Copy all lines below containing "GlobalETraining".

----- Record list -----

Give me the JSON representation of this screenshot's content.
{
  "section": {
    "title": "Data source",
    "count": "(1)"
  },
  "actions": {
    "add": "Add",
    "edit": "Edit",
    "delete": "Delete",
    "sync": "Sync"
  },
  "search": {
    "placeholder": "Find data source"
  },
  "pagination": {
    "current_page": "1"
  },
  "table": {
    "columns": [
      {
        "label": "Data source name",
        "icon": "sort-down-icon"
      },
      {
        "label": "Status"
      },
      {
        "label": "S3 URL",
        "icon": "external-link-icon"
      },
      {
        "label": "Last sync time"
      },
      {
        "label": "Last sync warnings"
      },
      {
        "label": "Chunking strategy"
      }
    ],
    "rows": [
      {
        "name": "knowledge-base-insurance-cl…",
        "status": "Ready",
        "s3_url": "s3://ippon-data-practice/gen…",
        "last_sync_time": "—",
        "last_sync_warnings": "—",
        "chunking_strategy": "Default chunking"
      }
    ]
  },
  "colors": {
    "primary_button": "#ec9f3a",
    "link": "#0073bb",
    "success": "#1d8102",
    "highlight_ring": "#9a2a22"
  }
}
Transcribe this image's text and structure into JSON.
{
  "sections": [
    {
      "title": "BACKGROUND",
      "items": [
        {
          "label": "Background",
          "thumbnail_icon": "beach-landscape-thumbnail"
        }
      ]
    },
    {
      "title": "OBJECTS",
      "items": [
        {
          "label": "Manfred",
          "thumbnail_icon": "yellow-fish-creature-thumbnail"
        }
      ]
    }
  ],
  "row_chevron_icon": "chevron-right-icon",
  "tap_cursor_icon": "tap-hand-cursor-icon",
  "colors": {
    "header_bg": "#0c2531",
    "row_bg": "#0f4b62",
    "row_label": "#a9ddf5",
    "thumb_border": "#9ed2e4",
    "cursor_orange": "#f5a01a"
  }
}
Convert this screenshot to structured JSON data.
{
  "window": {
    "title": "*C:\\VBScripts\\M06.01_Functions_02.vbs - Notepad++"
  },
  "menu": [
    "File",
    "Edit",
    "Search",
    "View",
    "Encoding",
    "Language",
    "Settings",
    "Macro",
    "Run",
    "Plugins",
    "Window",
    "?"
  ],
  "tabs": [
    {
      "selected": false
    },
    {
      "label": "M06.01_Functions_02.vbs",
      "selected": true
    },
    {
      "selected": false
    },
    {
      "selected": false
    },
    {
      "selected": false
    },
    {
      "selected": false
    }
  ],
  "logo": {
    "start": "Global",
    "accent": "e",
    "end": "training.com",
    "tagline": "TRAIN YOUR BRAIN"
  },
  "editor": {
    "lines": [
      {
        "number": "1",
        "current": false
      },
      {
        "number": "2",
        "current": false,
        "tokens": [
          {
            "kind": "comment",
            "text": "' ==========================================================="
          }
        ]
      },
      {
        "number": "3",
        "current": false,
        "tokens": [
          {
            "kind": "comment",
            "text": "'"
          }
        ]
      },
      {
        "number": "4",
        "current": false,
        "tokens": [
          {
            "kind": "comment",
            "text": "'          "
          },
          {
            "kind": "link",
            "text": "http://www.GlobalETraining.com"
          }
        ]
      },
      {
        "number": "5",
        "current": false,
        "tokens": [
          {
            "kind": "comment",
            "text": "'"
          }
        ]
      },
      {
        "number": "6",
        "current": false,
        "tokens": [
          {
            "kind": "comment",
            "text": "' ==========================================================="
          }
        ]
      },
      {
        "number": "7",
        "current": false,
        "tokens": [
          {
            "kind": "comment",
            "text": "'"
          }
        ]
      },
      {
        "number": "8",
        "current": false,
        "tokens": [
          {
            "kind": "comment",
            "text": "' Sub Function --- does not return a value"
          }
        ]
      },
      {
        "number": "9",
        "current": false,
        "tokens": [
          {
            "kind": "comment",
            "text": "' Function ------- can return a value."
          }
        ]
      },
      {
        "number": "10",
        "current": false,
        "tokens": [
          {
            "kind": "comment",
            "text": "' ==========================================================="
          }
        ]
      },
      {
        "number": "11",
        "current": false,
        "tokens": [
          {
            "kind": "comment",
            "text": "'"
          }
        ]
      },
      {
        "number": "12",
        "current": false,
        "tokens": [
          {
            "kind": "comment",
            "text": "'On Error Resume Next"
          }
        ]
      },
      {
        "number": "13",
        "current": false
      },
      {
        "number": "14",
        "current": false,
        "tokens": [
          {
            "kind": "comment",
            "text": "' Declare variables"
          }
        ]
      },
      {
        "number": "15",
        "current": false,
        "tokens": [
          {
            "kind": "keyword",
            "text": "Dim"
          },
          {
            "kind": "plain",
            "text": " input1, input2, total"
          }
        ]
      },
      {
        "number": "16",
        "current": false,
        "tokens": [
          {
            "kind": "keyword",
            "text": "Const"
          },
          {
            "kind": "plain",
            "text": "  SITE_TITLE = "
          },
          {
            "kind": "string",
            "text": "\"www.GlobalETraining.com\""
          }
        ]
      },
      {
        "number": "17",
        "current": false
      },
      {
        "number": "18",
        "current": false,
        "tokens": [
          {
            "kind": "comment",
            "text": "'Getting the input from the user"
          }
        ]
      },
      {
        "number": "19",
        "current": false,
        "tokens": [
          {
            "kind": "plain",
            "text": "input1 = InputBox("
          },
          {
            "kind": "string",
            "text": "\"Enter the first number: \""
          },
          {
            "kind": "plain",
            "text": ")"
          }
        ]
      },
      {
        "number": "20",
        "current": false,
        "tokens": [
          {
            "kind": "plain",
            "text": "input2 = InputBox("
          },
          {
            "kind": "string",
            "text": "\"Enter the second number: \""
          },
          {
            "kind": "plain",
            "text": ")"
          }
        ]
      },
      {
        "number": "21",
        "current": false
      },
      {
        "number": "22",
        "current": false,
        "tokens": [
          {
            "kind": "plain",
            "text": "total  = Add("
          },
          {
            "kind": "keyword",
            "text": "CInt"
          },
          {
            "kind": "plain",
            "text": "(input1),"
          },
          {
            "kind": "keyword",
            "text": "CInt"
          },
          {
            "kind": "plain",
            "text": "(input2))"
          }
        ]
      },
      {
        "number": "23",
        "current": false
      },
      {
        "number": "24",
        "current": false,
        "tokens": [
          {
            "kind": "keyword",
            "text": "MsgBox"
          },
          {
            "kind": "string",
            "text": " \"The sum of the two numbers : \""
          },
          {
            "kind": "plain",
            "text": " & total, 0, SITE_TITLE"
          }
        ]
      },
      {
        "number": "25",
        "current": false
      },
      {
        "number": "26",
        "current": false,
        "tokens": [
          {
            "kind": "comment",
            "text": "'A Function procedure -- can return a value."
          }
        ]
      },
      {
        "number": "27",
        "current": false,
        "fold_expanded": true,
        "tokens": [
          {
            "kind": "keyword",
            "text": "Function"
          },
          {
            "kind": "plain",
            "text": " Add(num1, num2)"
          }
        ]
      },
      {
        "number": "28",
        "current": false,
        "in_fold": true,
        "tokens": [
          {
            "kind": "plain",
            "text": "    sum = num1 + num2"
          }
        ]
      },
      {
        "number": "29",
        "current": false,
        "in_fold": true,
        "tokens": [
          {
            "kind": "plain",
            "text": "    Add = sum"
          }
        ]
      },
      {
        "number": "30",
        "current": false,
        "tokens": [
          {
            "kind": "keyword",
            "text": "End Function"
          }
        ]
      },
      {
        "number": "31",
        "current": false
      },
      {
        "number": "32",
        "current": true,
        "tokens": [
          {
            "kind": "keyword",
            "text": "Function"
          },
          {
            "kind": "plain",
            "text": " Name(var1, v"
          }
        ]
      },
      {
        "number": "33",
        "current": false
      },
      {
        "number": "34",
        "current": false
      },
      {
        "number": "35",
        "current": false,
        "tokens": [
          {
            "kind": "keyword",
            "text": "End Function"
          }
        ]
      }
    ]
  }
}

-----

## Answer to the problem:
            "text": "http://www.GlobalETraining.com"
            "text": "\"www.GlobalETraining.com\""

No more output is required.